▶ **PROVIDED DATA**:
____________________

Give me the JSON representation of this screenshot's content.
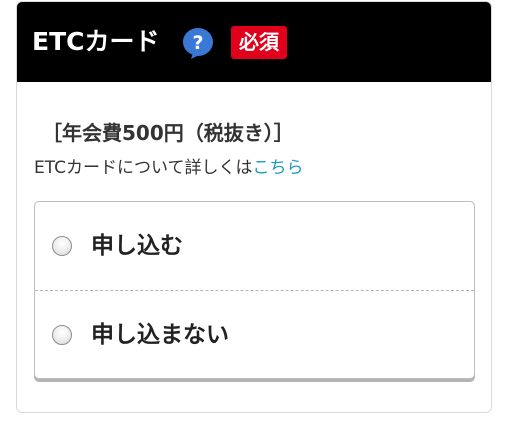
{
  "header": {
    "title": "ETCカード",
    "help_icon": "question-bubble-icon",
    "required_badge": "必須",
    "colors": {
      "background": "#000000",
      "help_icon": "#3a78d6",
      "badge": "#e0001b"
    }
  },
  "fee": {
    "label": "［年会費500円（税抜き）］"
  },
  "detail": {
    "text": "ETCカードについて詳しくは",
    "link_text": "こちら",
    "link_color": "#1a9bb8"
  },
  "options": {
    "items": [
      {
        "label": "申し込む",
        "selected": false
      },
      {
        "label": "申し込まない",
        "selected": false
      }
    ]
  }
}
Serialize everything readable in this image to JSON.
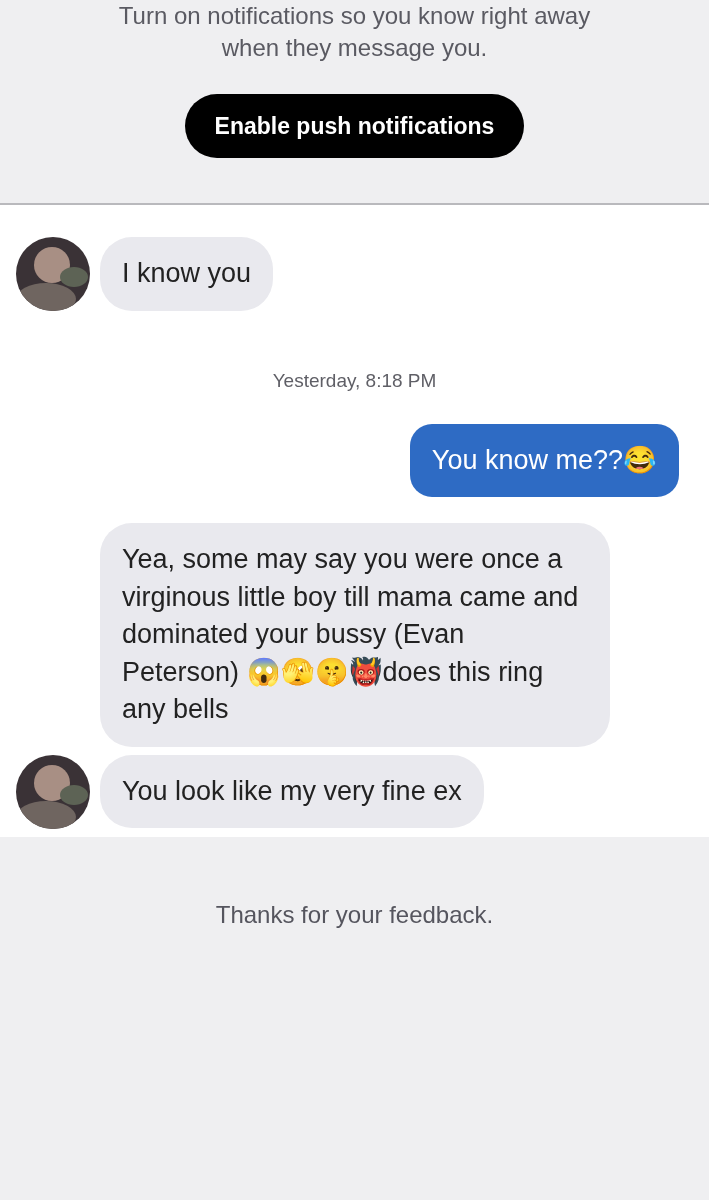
{
  "notice": {
    "text": "Turn on notifications so you know right away when they message you.",
    "button": "Enable push notifications"
  },
  "messages": [
    {
      "kind": "incoming",
      "avatar": true,
      "text": "I know you"
    },
    {
      "kind": "timestamp",
      "text": "Yesterday, 8:18 PM"
    },
    {
      "kind": "outgoing",
      "text": "You know me??😂"
    },
    {
      "kind": "incoming",
      "avatar": false,
      "text": "Yea, some may say you were once a virginous little boy till mama came and dominated your bussy (Evan Peterson) 😱🫣🤫👹does this ring any bells"
    },
    {
      "kind": "incoming",
      "avatar": true,
      "text": "You look like my very fine ex"
    }
  ],
  "footer": {
    "text": "Thanks for your feedback."
  }
}
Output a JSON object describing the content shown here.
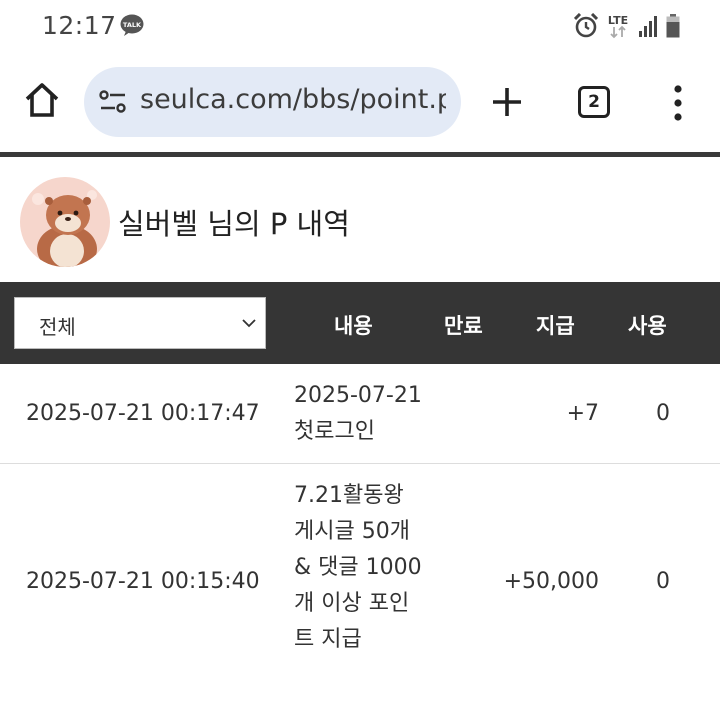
{
  "status_bar": {
    "time": "12:17",
    "icons": [
      "kakaotalk-icon",
      "alarm-icon",
      "lte-icon",
      "signal-icon",
      "battery-icon"
    ],
    "lte_label": "LTE"
  },
  "browser": {
    "url": "seulca.com/bbs/point.php",
    "tab_count": "2",
    "icons": [
      "home-icon",
      "site-settings-icon",
      "plus-icon",
      "more-vert-icon"
    ]
  },
  "profile": {
    "title": "실버벨 님의 P 내역"
  },
  "table": {
    "filter_value": "전체",
    "headers": {
      "content": "내용",
      "expire": "만료",
      "earned": "지급",
      "used": "사용"
    },
    "rows": [
      {
        "date": "2025-07-21 00:17:47",
        "content": "2025-07-21 첫로그인",
        "expire": "",
        "earned": "+7",
        "used": "0"
      },
      {
        "date": "2025-07-21 00:15:40",
        "content": "7.21활동왕 게시글 50개 & 댓글 1000개 이상 포인트 지급",
        "expire": "",
        "earned": "+50,000",
        "used": "0"
      }
    ]
  },
  "colors": {
    "header_bg": "#353535",
    "url_bar_bg": "#e3eaf6"
  }
}
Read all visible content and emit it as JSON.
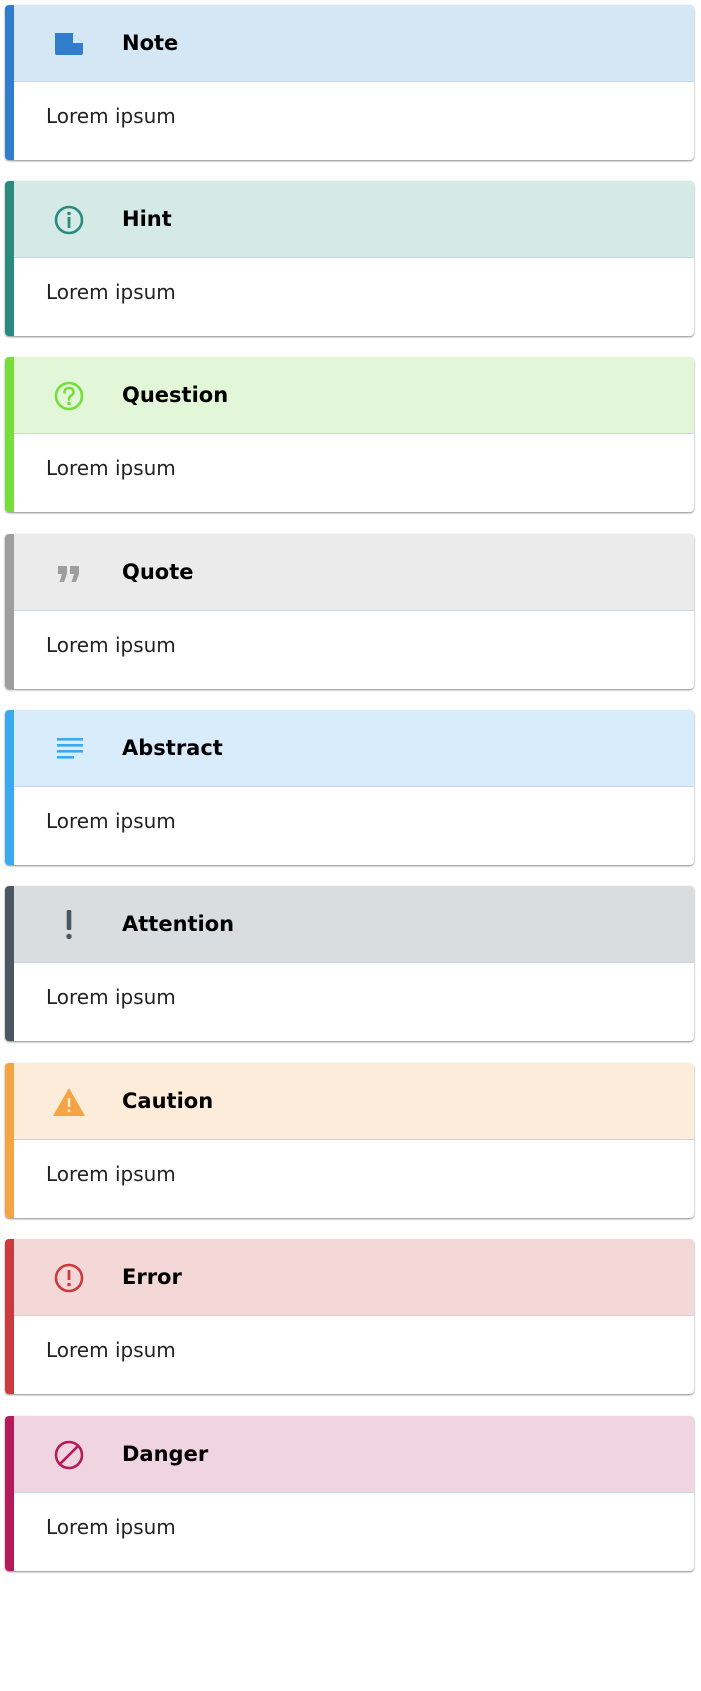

____________________

▶ **WHAT TO WORK ON**:
Extract all lines that hold the word "JSON".

▶ **FULL SOLUTION**:
Give me the JSON representation of this screenshot's content.
Serialize everything readable in this image to JSON.
Output a JSON object describing the content shown here.
Read all visible content and emit it as JSON.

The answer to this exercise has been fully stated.